2. Replacement algorithms

One of the most important issues in virtual memory is the paging algorithm. For the success of a virtual memory system, we need an algorithm that minimizes the number of page faults on typical request sequences while simultaneously requiring very little computation. Researchers have investigated many algorithms for this, and we'll examine a sample.

2.1. FIFO (First in first out)

With the FIFO algorithm, any page fault results in throwing out the oldest page in memory to make room for the new page. It is called FIFO after First In, First Out, referring to the fact that the first among the current pages to enter memory is the first among the current pages to exit.

This technique has the virtue of being very simple to implement. We can simply keep a counter referring to a page frame, and with each page fault we step the counter forward one and replace the page found there with the requested page instead. (When the counter goes off the highest-numbered page frame, we circle around to the lowest-numbered frame.) By the time the counter reaches the page frame again, it will have circled around all other page frames, that page frame will hold the oldest page in memory.

Intuitively, FIFO makes sense as a way to avoid page faults: It makes sense that whatever page is oldest is likely to be the most obsolete, and so ripest for replacement. However, in practice, the age of the page isn't a strong predictor of the future: Sometimes pages are accessed frequently over a long period of time, so throwing out the page means that it will simply need to be reloaded again in the near future.

···

*Given exercise A:* Repeat the part of the passage on page replacement algorithms from "One of the most" up to and including "examine a sample.".

*Excerpted data:*
···

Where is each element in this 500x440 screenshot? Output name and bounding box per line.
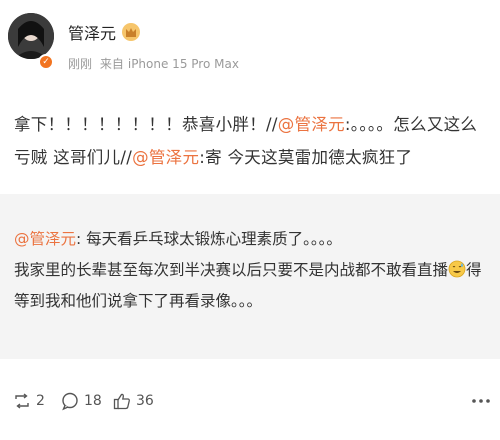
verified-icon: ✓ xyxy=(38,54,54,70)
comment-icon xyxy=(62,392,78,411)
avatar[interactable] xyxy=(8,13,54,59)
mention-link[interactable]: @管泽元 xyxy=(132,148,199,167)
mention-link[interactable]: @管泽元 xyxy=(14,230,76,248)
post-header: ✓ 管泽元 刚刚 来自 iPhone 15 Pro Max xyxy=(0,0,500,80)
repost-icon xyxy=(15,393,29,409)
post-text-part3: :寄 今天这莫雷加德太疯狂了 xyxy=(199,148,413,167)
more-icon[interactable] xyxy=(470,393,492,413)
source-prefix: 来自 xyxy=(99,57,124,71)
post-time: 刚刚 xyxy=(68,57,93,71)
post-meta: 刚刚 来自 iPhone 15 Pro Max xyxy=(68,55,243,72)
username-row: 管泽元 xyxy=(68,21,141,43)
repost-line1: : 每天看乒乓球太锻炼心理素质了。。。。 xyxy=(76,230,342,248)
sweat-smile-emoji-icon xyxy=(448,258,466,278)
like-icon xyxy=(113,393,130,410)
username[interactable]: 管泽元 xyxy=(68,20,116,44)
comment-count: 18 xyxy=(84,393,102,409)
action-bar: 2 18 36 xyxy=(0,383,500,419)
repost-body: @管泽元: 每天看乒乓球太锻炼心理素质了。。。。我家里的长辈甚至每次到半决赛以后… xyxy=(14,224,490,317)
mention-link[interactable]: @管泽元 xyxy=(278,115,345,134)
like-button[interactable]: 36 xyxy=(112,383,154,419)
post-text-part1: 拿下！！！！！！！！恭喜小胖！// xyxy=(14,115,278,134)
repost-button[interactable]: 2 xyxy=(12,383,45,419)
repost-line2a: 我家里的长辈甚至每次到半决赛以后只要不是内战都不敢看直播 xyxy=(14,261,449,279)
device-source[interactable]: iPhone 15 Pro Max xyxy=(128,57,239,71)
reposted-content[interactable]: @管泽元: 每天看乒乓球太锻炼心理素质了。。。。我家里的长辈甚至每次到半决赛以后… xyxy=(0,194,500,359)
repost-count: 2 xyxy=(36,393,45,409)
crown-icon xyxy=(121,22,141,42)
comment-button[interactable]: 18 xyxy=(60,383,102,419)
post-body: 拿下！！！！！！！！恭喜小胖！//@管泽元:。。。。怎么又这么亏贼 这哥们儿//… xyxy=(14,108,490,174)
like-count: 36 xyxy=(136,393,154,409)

···

*Given exercise B:* Edit the listing from the line with "verified-icon: ✓ xyxy=(38,54,54,70)" up to and including the line with "username-row: 管泽元 xyxy=(68,21,141,43)" by replacing "post-time" with "post-timestamp" and keeping everything else the same. Return only those lines.

*Exercise solution A:*
One of the most important issues in virtual memory is the paging algorithm. For the success of a virtual memory system, we need an algorithm that minimizes the number of page faults on typical request sequences while simultaneously requiring very little computation. Researchers have investigated many algorithms for this, and we'll examine a sample.

*Exercise solution B:*
verified-icon: ✓ xyxy=(38,54,54,70)
comment-icon xyxy=(62,392,78,411)
avatar[interactable] xyxy=(8,13,54,59)
mention-link[interactable]: @管泽元 xyxy=(132,148,199,167)
mention-link[interactable]: @管泽元 xyxy=(14,230,76,248)
post-header: ✓ 管泽元 刚刚 来自 iPhone 15 Pro Max xyxy=(0,0,500,80)
repost-icon xyxy=(15,393,29,409)
post-text-part3: :寄 今天这莫雷加德太疯狂了 xyxy=(199,148,413,167)
more-icon[interactable] xyxy=(470,393,492,413)
source-prefix: 来自 xyxy=(99,57,124,71)
post-timestamp: 刚刚 xyxy=(68,57,93,71)
post-meta: 刚刚 来自 iPhone 15 Pro Max xyxy=(68,55,243,72)
username-row: 管泽元 xyxy=(68,21,141,43)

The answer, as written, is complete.